> [Parts of the exercise]:
A – Write out the stretch of the postcard poem passage from "Experienced poets may" through "your poem’s form.", word for word.
B – Extend the passage on writing postcard poems, picking up right after its last sentence.

> [Passage to read]:
This week’s prompt was largely inspired by the beautiful Kundiman postcard poems that we had the privilege of publishing in our first issue. Writing postcard poems can be a lovely exercise in multiple respects. They are, by nature, short, which is a challenge in and of itself. Furthermore, they are handwritten, and in some cases, hand-illustrated, too. The detail and attention that drafting them requires can add a dimension of intimacy to the finished product. Additionally, the fact that they are necessarily one-of-a-kind means that each postcard poem becomes a little one-off publication unto itself, and the card’s fragility and vulnerability to things like fingers and rain as it travels through the mail means that the piece that is received on the other end is always inscribed with a physical history of travel and transfer from hand-to-hand-to-hand. The exchange of postcard poems , furthermore, can be an excellent way to build community, inviting collaboration, response, and the incorporation of poetry on a micro-scale into the everyday correspondence of those who participate.
Experienced poets may find it satisfying enough to challenge themselves with the tiny spatial confines of a postcard, but I have also included a variation below that I’ve tried in the community/classroom setting with some success.
Prompt:
Create or find a postcard whose subject interests you (non-geographically specific subjects tend to work quite well). Decide upon a persona, or voice, and an addressee. From what space, place, or position is that postcard being written? How might this sense of positionality affect the speaker’s attitude towards the addressee, and thereby, the tone of his or her address? Write an epistolary poem on the back of the postcard, using the small rectangular writing space to shape your poem’s form.
Classroom Variation (“Wish You Were Here”):
Write a poem in the form of a postcard from an unusual location. When I’ve done this exercise with small groups in the past, I’ve come prepared with a handful of blank notecards on which strange, mundane, wacky , and/or otherwise non-geographical ‘locations’ have been pre-written (e.g. “The Bridge of George Washington’s Nose,” “The Back of the Refrigerator,” “The Library Dumpster,” “The Bee’s Knees,” “Inside Harry Potter’s Shoe,” “The Kitchen Table,” etc.). On the back side of each card, I’ll draw or print a “postcard” template (complete with spaces for mailing address and stamp, should the students decide to mail off their completed pieces). After introducing the concept of epistolary poems to the students and giving them a few examples, I allow them to choose a “postcard” featuring a location that interests them. The students are then given the chance to try writing a postcard poem on the back sides of their chosen cards. For younger or more artistically-inclined groups, adding an illustration on the blank front side of the card can also be fun.

> [Records shown]:

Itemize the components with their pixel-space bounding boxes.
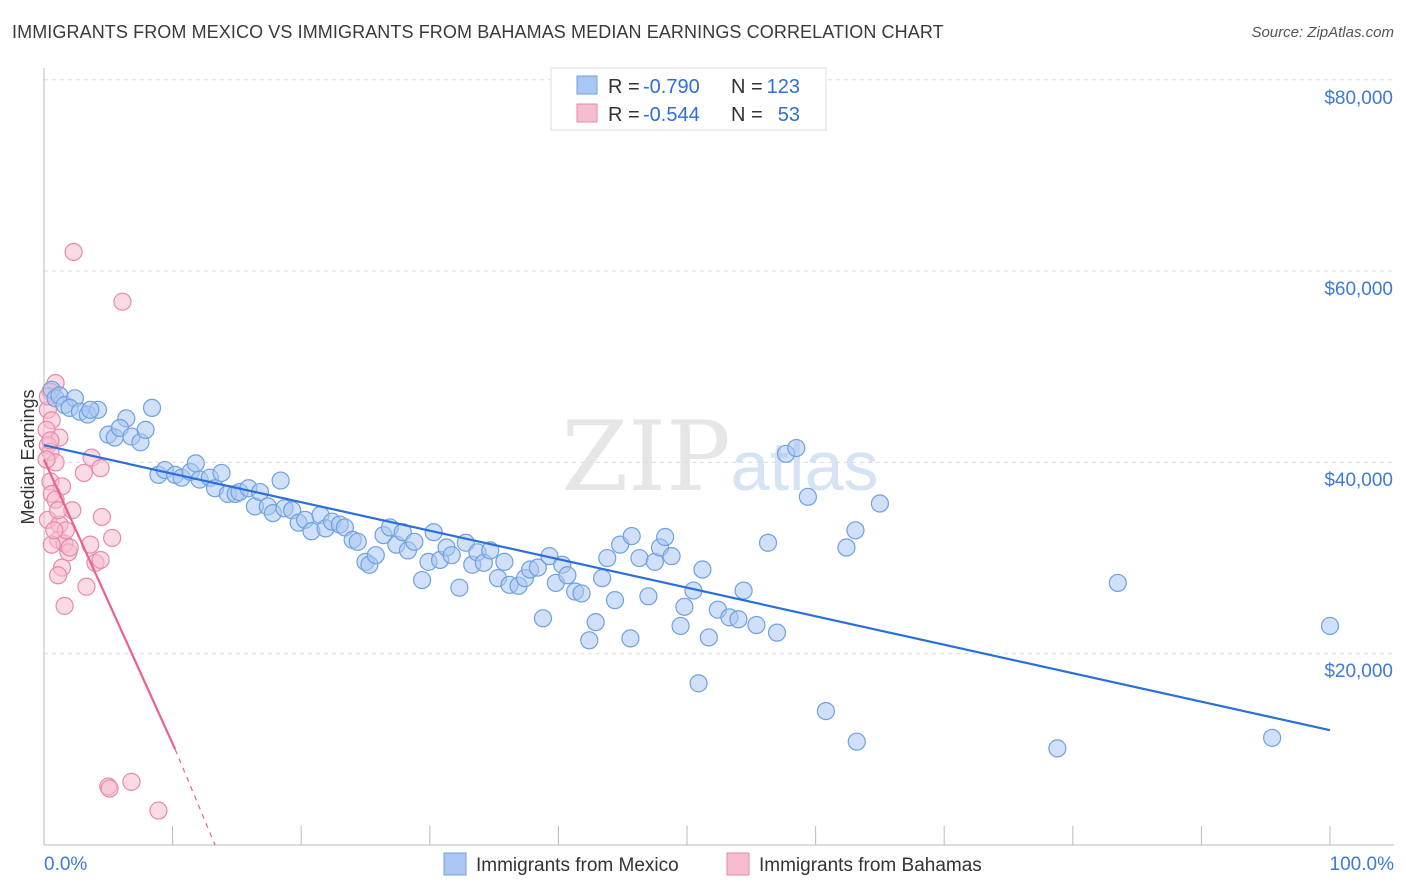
mexico-point <box>767 623 787 642</box>
mexico-point <box>136 420 155 439</box>
legend-bahamas-label: Immigrants from Bahamas <box>759 855 982 876</box>
stats-legend: R = -0.790 N = 123 R = -0.544 N = 53 <box>550 67 827 131</box>
bahamas-point <box>103 528 122 548</box>
mexico-point <box>271 471 290 490</box>
series-legend: Immigrants from Mexico Immigrants from B… <box>443 852 982 876</box>
bahamas-point <box>91 550 110 570</box>
mexico-point <box>1320 616 1340 636</box>
bahamas-point <box>45 521 64 540</box>
mexico-point <box>639 587 658 606</box>
mexico-point <box>689 674 708 693</box>
bahamas-swatch <box>576 103 598 123</box>
mexico-point <box>1048 739 1067 758</box>
mexico-point <box>212 463 231 483</box>
bahamas-point <box>49 566 68 585</box>
mexico-point <box>81 400 100 419</box>
bahamas-point <box>55 596 74 615</box>
mexico-point <box>366 546 385 565</box>
bahamas-point <box>60 538 79 557</box>
y-tick-label: $40,000 <box>1324 470 1393 491</box>
y-tick-label: $60,000 <box>1324 279 1393 300</box>
x-tick-label-min: 0.0% <box>44 854 87 875</box>
bahamas-point <box>77 577 96 596</box>
mexico-point <box>580 631 599 650</box>
mexico-point <box>572 584 591 603</box>
bahamas-trend-extension <box>174 749 216 846</box>
mexico-point <box>729 610 748 629</box>
bahamas-point <box>91 459 110 478</box>
mexico-point <box>630 548 649 568</box>
legend-r-label: R = <box>608 104 640 126</box>
mexico-point <box>870 494 890 513</box>
mexico-point <box>621 629 640 648</box>
mexico-point <box>837 538 856 557</box>
mexico-point <box>598 548 617 568</box>
bahamas-trend-line <box>42 459 177 750</box>
watermark: ZIPatlas <box>561 401 878 513</box>
mexico-point <box>747 615 766 635</box>
mexico-point <box>1263 728 1282 747</box>
mexico-point <box>528 558 547 577</box>
mexico-point <box>656 527 675 547</box>
y-tick-label: $80,000 <box>1324 88 1393 109</box>
y-tick-label: $20,000 <box>1324 661 1393 682</box>
x-tick-label-max: 100.0% <box>1330 854 1395 875</box>
chart-title: IMMIGRANTS FROM MEXICO VS IMMIGRANTS FRO… <box>12 22 944 42</box>
legend-bahamas-swatch <box>726 852 750 876</box>
mexico-point <box>734 581 753 600</box>
mexico-point <box>671 616 690 636</box>
mexico-trend-line <box>43 444 1331 732</box>
bahamas-point <box>113 292 132 311</box>
legend-n-label: N = <box>731 76 763 98</box>
mexico-point <box>593 569 612 588</box>
bahamas-point <box>92 507 111 527</box>
mexico-point <box>846 521 865 540</box>
legend-n-value: 53 <box>778 104 800 126</box>
legend-n-value: 123 <box>767 76 800 98</box>
mexico-point <box>450 578 469 597</box>
mexico-point <box>693 560 712 579</box>
legend-mexico-swatch <box>443 852 467 876</box>
legend-r-value: -0.544 <box>643 104 700 126</box>
legend-r-value: -0.790 <box>643 76 700 98</box>
mexico-point <box>622 526 641 546</box>
mexico-point <box>558 566 577 585</box>
mexico-point <box>186 454 205 473</box>
bahamas-point <box>149 801 168 820</box>
mexico-point <box>412 570 432 590</box>
y-axis-label: Median Earnings <box>18 389 38 524</box>
mexico-point <box>442 546 461 565</box>
mexico-point <box>675 597 694 616</box>
legend-mexico-label: Immigrants from Mexico <box>476 855 679 876</box>
legend-r-label: R = <box>608 76 640 98</box>
mexico-point <box>605 591 625 610</box>
bahamas-point <box>100 779 119 798</box>
mexico-swatch <box>576 75 598 95</box>
mexico-point <box>699 628 718 647</box>
mexico-point <box>586 613 605 632</box>
mexico-point <box>533 609 553 628</box>
bahamas-point <box>74 463 93 483</box>
mexico-point <box>758 533 778 552</box>
mexico-point <box>787 438 806 458</box>
mexico-point <box>348 532 367 551</box>
mexico-point <box>798 487 817 506</box>
mexico-point <box>816 701 835 721</box>
mexico-point <box>495 552 514 571</box>
mexico-point <box>142 398 162 417</box>
mexico-point <box>847 732 866 751</box>
bahamas-point <box>37 450 56 469</box>
bahamas-point <box>64 242 83 262</box>
mexico-point <box>662 547 681 566</box>
bahamas-point <box>122 772 141 791</box>
mexico-point <box>405 532 424 551</box>
mexico-point <box>1108 573 1127 593</box>
chart-source: Source: ZipAtlas.com <box>1251 24 1394 41</box>
legend-n-label: N = <box>731 104 763 126</box>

> [Written answers]:
A –
Experienced poets may find it satisfying enough to challenge themselves with the tiny spatial confines of a postcard, but I have also included a variation below that I’ve tried in the community/classroom setting with some success.
Prompt:
Create or find a postcard whose subject interests you (non-geographically specific subjects tend to work quite well). Decide upon a persona, or voice, and an addressee. From what space, place, or position is that postcard being written? How might this sense of positionality affect the speaker’s attitude towards the addressee, and thereby, the tone of his or her address? Write an epistolary poem on the back of the postcard, using the small rectangular writing space to shape your poem’s form.

B –
A colleague recently introduced me to American Sentences, a poetic form developed by Allen Ginsberg in the mid-1980’s as a response to the haiku. If haiku involved seventeen syllables down the page, he reasoned, American Sentences would be seventeen syllables across the page–an attempt to more accurately “Americanize” a form that had previously translated only roughly across the Pacific into the context of American poetry.
Like (rough) English approximations of the haiku, American Sentences work closely with concision of line and sharpness of detail. Unlike its literary predecessor, however, it is compressed into a single line of poetry and included a reference to a month and year (or alternatively, a location) rather than a season.
Seattle-based poet John Olson observes:
[American Sentences are] extremely vivid & detail-oriented, a la the haiku. Emphasis is on the image, rather than rhetoric, or lyricism. Unlike the haiku, however, which is a highly bastardized form in English, they’re more suited to the American idiom & so allow a greater range of natural expression. They don’t have the aesthetic stiffness of the haiku as they are practiced in English.
A few examples by Ginsberg:
Nov 1991 N.Y.
Put my tie on in a taxi, short of breath, rushing to meditate Tompkins Square Lower East Side N.Y.
Four skinheads stand in the streetlight rain chatting under an umbrella.
Prompt:
Write an American Sentence–or a series of American Sentences. Focus not only on features characteristic of the haiku, like precision of detail and careful use of word, but also on the cadence and rhythm of “American vernacular,” however you understand it.
If you want, play with dialect and/or accent, challenging the boundaries of what constitutes the “American” Sentence and contextualizing the form to linguistic realities specific to your experience or understanding of the “englishes” of America.
For more information on the origin and possibilities of this form, check out Paul Nelson’s website on American Sentences, which includes an extensive archive of examples, interviews, and other helpful resources.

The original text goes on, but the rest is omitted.